* **EXERCISE INSTRUCTIONS**: Check the listing below for lines with the word "Financial" and say how many there are, with nothing but the number.

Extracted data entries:

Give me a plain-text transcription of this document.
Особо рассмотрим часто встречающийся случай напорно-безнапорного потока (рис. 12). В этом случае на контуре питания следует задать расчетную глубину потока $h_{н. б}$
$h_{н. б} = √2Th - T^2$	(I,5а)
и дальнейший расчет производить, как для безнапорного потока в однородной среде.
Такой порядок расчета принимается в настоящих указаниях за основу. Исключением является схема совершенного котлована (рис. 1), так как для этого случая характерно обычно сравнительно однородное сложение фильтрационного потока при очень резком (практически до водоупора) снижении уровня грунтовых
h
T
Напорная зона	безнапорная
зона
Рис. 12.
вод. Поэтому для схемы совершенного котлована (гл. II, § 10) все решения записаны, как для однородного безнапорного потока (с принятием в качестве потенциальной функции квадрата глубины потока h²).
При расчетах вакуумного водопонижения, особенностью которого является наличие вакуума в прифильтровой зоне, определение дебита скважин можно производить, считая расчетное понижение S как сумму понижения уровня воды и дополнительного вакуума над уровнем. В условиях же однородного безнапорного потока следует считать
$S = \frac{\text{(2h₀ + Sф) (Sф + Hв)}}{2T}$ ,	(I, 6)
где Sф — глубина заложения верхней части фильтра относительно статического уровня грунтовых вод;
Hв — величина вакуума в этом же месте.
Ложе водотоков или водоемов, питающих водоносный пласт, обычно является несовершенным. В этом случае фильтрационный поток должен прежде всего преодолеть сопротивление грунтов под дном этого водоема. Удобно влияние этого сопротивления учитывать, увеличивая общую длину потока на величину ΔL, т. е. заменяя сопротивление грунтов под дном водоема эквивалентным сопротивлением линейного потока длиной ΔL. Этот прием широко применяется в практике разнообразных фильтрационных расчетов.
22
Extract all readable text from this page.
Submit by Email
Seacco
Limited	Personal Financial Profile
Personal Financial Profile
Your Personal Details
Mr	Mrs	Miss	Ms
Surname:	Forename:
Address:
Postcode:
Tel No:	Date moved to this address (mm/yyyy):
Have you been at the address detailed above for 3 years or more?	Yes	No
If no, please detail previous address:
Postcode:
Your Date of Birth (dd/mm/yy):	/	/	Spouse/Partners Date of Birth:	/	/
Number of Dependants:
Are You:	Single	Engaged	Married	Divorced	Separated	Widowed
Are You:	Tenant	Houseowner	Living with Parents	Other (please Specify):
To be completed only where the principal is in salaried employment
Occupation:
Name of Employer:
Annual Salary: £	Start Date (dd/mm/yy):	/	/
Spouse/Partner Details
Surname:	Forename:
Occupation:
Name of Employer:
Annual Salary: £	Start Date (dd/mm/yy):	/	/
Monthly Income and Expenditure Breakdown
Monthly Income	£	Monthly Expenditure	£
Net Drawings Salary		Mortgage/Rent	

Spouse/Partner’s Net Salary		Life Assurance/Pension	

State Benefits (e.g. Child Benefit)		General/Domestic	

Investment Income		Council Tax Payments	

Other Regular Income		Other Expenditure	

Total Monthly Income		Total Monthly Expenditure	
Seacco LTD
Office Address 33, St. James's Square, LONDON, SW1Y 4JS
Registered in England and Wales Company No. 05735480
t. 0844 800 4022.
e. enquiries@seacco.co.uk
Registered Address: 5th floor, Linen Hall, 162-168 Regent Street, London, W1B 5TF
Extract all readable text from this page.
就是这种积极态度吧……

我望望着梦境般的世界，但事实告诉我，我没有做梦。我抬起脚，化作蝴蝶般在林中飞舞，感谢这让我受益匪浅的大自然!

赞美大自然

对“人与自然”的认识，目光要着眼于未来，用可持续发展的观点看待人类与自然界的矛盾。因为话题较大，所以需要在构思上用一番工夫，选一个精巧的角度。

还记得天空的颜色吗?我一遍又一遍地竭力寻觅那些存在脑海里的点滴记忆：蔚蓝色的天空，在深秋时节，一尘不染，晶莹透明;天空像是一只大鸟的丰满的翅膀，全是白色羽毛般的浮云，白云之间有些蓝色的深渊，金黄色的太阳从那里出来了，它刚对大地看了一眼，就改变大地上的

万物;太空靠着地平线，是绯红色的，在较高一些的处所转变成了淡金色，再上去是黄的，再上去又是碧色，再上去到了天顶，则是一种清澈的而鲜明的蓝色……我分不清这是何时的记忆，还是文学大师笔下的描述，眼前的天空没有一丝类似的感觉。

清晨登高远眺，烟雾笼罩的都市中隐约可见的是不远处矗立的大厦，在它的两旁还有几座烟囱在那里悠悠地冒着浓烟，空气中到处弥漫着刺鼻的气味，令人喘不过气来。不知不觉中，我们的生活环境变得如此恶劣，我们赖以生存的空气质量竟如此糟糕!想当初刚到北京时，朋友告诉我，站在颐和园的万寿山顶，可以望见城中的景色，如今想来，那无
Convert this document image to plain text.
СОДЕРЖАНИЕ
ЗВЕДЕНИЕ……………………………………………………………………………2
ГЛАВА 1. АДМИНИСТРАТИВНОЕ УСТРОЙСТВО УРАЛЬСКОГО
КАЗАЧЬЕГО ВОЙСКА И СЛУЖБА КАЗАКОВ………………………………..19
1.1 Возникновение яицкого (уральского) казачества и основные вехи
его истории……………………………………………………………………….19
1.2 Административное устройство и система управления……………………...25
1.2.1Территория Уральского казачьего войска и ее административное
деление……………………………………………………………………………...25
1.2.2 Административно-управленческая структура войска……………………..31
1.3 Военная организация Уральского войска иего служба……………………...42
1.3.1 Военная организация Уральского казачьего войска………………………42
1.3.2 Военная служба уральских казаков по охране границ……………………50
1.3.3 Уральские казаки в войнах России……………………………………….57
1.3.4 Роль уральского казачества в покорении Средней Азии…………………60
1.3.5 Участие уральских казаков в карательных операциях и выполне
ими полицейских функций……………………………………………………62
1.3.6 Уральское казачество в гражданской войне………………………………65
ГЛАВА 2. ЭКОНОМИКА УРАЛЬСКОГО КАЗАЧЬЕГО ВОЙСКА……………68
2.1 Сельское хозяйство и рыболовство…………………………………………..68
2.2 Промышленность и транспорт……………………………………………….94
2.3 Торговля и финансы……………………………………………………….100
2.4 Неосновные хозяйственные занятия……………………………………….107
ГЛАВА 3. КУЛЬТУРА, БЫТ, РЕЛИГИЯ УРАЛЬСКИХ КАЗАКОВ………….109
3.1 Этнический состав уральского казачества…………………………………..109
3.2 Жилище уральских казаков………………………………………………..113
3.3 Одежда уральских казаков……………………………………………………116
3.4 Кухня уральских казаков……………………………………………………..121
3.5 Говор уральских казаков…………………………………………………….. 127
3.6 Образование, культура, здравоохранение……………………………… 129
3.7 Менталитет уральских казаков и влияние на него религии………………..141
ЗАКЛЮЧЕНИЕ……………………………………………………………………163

* **REPLY**: 2